>> START

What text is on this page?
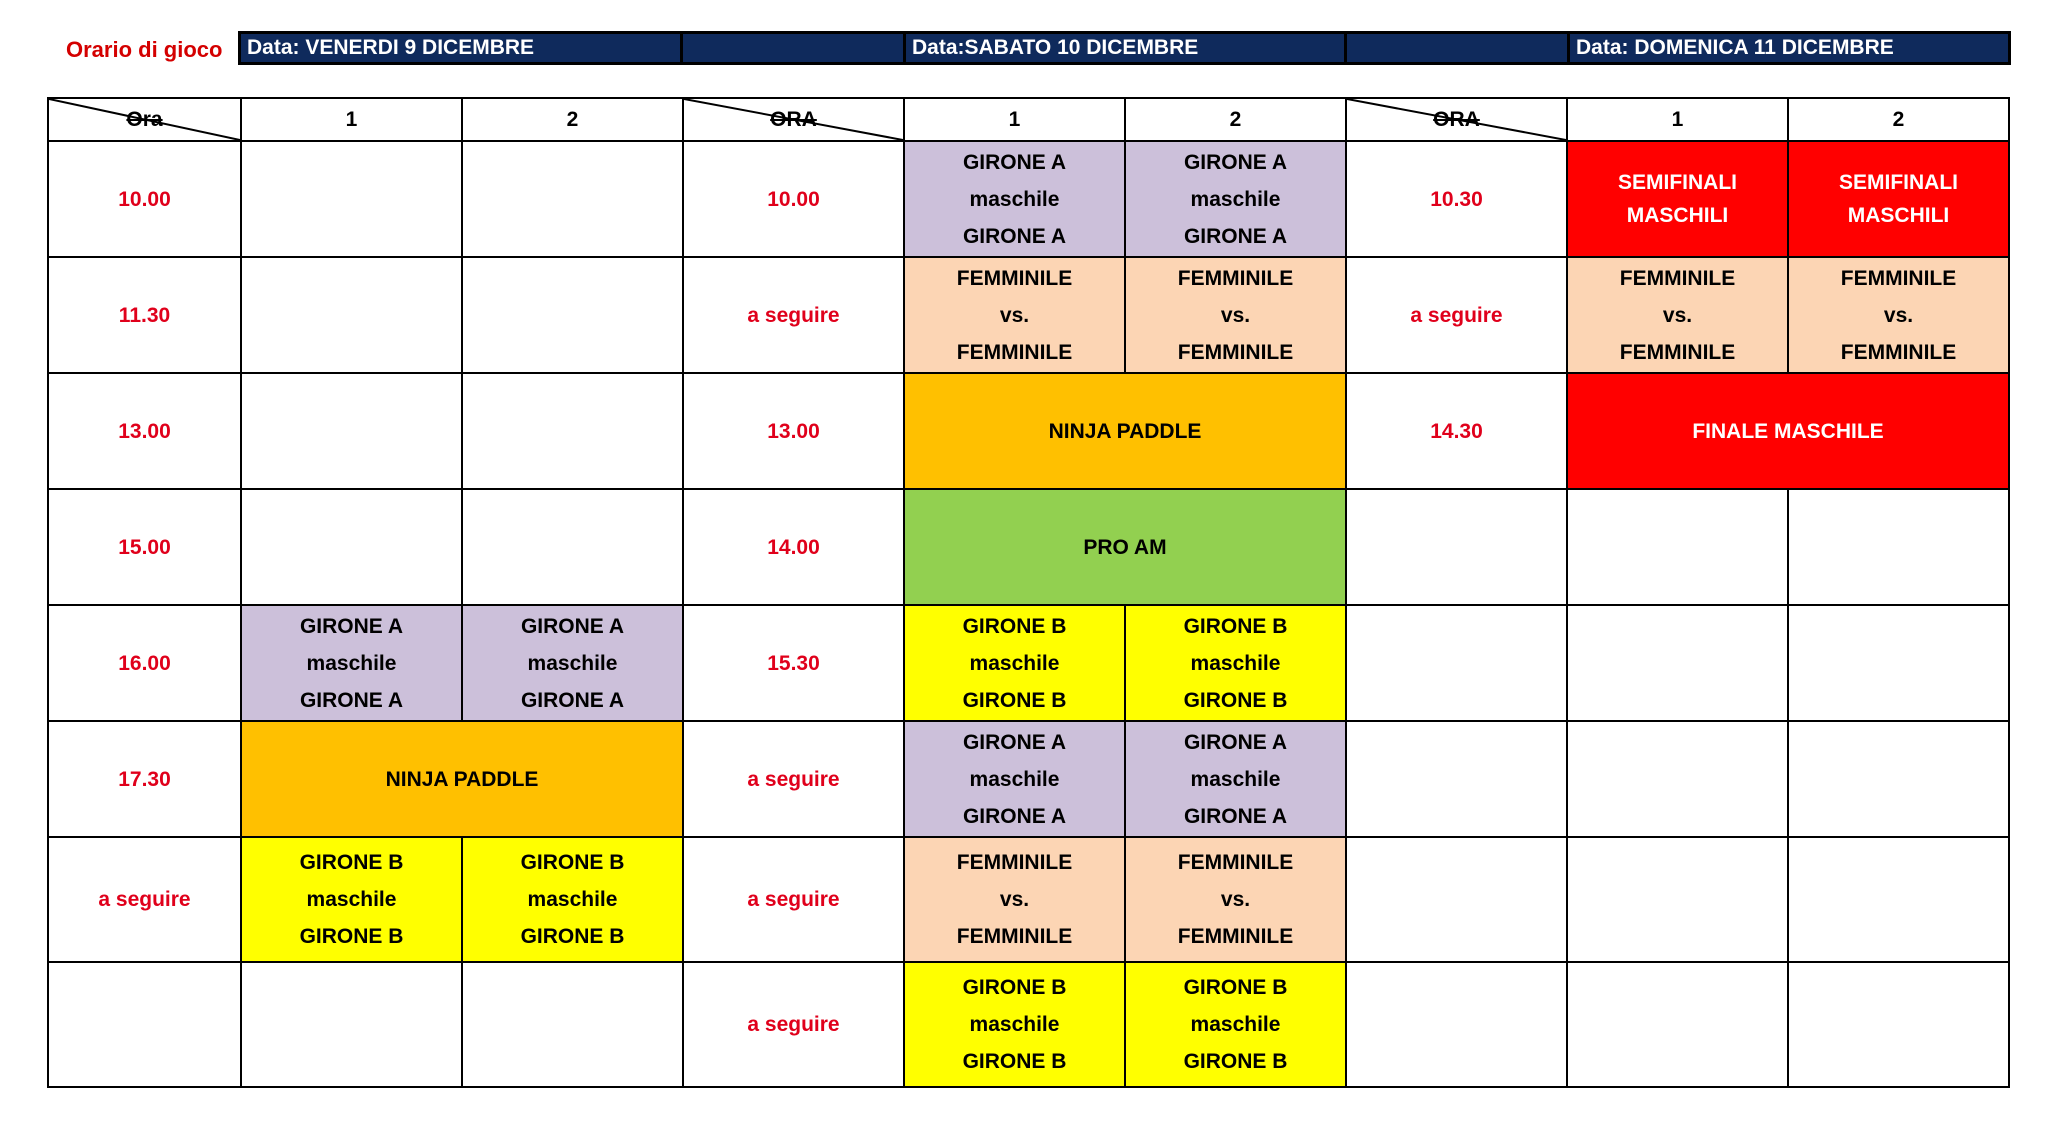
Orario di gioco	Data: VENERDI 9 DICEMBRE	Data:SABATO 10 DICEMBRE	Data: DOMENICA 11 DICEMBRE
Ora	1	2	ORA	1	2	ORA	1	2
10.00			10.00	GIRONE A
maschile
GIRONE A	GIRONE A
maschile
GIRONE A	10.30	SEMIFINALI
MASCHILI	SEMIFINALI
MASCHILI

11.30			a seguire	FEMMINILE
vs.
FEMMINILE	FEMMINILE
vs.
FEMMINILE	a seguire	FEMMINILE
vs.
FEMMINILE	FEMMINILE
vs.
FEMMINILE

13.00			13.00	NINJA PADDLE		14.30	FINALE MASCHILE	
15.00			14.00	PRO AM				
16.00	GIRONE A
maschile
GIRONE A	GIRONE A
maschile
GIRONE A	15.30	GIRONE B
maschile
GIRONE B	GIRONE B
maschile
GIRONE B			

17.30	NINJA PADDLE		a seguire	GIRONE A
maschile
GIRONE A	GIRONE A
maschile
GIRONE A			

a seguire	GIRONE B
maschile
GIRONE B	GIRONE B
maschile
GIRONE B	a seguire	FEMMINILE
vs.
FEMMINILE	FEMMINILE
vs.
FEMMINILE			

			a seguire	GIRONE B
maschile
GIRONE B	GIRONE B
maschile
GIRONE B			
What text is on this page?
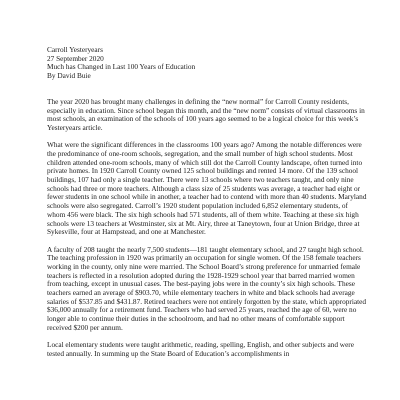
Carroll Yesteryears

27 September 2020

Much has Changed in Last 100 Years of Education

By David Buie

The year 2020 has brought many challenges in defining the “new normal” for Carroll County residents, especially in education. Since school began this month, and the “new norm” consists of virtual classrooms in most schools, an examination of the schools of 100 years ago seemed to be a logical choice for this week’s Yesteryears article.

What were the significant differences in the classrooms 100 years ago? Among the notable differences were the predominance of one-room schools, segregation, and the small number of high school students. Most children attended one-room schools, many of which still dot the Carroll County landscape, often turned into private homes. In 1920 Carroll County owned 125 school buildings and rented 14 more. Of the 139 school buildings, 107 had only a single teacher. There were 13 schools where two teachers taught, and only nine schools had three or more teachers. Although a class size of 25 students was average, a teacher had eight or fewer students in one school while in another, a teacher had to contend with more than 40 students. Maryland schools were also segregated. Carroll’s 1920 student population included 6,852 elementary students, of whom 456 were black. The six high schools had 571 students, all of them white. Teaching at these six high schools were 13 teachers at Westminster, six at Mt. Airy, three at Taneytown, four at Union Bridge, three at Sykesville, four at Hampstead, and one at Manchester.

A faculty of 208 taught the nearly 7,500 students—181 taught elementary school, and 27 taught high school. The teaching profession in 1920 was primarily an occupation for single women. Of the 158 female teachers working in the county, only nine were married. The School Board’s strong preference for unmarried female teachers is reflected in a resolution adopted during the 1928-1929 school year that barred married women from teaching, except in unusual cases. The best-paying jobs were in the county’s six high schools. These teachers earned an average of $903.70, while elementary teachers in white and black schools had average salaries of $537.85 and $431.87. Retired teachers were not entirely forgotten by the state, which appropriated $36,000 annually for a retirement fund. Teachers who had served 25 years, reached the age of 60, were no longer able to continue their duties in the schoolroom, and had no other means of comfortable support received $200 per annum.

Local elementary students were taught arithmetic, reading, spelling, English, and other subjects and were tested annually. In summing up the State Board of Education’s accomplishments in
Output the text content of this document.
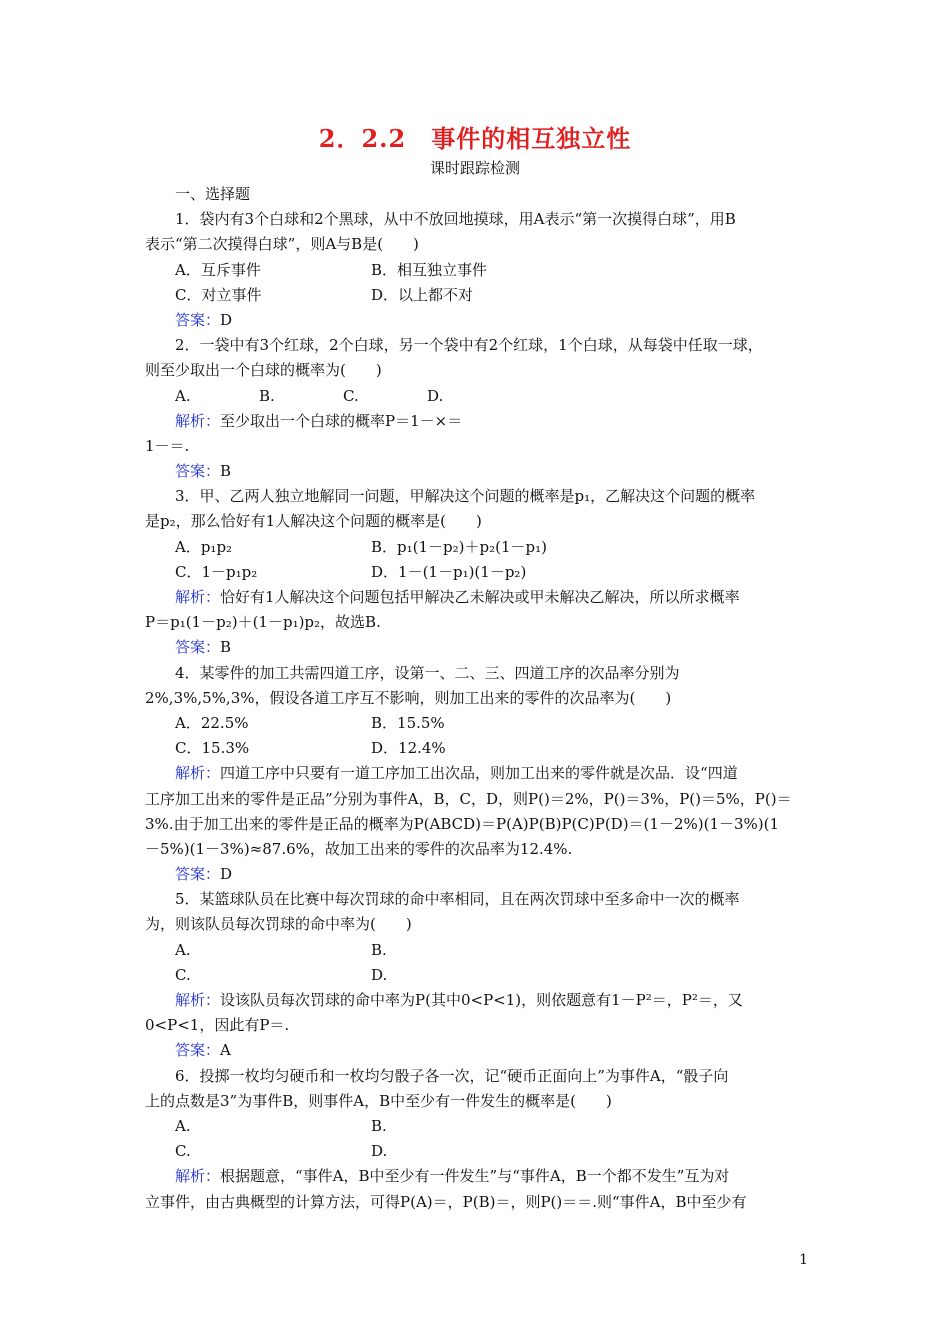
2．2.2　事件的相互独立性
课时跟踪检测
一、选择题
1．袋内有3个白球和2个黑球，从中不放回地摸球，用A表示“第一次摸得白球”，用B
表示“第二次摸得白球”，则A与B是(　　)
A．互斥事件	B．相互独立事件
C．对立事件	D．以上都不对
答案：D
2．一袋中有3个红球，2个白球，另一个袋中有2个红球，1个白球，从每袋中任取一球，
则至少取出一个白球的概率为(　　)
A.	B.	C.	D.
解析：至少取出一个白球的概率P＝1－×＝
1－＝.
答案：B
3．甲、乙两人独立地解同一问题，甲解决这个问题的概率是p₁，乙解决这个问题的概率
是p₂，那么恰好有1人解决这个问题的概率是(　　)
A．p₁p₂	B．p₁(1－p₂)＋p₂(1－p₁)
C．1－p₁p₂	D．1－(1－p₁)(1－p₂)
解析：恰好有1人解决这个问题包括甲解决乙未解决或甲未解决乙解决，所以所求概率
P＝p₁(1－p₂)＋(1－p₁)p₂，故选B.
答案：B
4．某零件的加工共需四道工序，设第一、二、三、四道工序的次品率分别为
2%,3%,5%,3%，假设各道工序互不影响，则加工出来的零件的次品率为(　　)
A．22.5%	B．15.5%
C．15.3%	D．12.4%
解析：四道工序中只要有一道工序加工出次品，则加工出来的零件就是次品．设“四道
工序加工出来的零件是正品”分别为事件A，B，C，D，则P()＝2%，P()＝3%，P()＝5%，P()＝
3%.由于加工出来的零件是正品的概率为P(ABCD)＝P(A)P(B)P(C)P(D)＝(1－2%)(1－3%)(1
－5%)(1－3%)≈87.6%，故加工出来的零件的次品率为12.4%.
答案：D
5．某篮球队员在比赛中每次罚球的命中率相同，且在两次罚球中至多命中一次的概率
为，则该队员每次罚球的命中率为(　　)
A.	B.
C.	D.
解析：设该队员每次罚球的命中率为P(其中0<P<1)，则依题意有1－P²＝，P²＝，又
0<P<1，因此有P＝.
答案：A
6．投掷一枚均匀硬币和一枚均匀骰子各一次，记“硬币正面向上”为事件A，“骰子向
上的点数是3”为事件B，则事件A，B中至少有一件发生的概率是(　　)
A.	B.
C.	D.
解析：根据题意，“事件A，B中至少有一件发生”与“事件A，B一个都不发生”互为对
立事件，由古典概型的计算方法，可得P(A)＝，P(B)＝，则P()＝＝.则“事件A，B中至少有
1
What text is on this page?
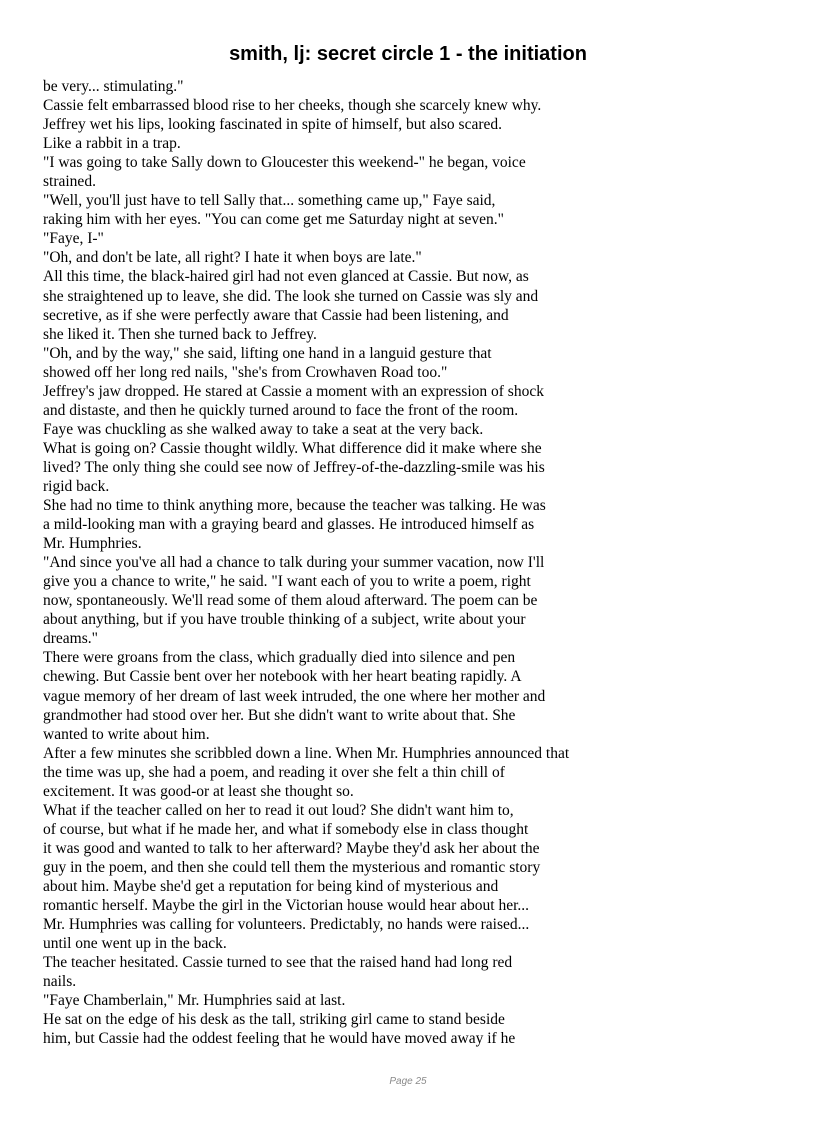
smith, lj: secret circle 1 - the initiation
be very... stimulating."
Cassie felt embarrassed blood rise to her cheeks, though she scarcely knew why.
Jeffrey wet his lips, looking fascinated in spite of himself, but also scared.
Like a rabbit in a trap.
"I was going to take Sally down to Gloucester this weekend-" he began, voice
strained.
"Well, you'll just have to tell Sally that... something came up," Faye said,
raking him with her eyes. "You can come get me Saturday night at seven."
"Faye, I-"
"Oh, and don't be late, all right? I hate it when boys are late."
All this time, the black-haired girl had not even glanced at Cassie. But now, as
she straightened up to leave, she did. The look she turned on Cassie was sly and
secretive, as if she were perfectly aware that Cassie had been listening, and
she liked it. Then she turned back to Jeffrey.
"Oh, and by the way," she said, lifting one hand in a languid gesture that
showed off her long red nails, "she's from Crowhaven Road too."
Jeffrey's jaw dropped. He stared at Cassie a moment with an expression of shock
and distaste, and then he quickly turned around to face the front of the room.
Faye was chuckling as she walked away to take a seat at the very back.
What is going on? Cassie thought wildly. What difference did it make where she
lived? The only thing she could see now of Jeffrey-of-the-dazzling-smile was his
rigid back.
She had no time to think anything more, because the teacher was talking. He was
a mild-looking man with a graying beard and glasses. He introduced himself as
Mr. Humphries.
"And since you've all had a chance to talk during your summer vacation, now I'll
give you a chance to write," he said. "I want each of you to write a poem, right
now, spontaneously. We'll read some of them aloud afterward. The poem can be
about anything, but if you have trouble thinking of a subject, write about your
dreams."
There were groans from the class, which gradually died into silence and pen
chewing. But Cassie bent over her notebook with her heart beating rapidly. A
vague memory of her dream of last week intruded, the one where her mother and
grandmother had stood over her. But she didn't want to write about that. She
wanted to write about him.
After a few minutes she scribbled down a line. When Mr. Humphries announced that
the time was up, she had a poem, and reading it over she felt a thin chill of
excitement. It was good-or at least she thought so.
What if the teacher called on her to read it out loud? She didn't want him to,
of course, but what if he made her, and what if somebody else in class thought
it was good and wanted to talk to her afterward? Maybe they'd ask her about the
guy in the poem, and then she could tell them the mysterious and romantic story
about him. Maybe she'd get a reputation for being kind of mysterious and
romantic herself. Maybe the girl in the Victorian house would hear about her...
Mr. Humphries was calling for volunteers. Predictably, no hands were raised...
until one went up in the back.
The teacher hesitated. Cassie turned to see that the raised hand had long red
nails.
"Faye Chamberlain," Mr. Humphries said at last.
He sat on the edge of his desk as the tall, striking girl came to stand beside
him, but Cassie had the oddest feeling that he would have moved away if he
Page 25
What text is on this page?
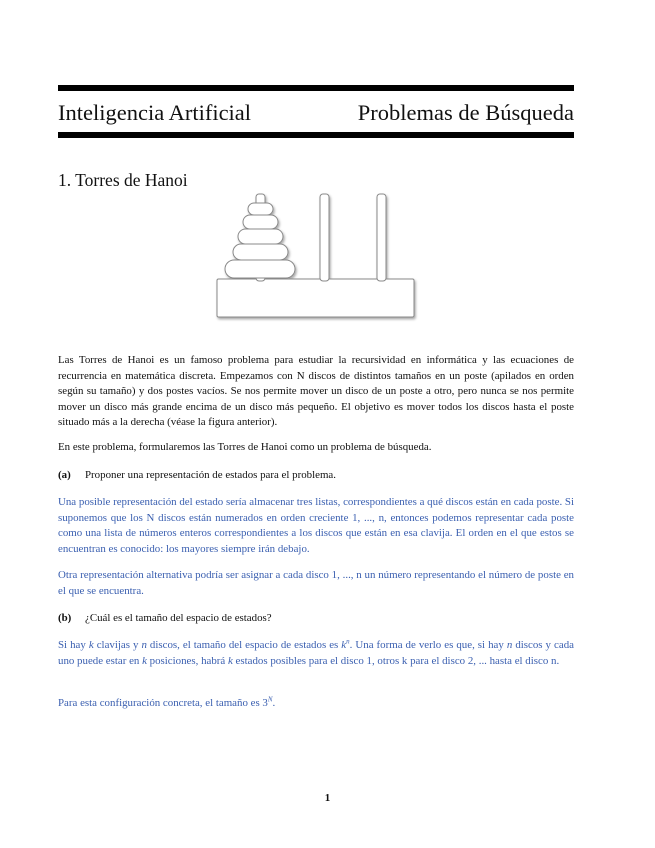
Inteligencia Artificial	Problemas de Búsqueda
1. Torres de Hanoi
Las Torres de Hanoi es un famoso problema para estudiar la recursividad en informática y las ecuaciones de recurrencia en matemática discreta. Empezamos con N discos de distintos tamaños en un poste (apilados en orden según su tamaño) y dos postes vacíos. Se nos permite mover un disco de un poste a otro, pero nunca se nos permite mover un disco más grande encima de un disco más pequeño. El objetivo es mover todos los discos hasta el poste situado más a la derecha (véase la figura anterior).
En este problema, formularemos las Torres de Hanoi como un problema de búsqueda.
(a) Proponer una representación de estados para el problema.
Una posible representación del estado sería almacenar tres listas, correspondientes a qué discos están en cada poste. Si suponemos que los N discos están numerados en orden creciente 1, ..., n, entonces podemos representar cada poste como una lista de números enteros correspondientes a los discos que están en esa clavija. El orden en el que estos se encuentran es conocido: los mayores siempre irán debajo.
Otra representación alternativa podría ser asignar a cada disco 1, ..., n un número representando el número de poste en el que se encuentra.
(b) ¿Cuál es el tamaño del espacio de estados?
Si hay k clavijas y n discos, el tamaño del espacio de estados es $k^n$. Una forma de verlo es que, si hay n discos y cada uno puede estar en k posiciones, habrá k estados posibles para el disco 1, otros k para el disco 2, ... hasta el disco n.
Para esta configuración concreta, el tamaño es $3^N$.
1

>> END

Wherever the word "Maybe" occurs in a line of the listing, copy that line.

it was good and wanted to talk to her afterward? Maybe they'd ask her about the
about him. Maybe she'd get a reputation for being kind of mysterious and
romantic herself. Maybe the girl in the Victorian house would hear about her...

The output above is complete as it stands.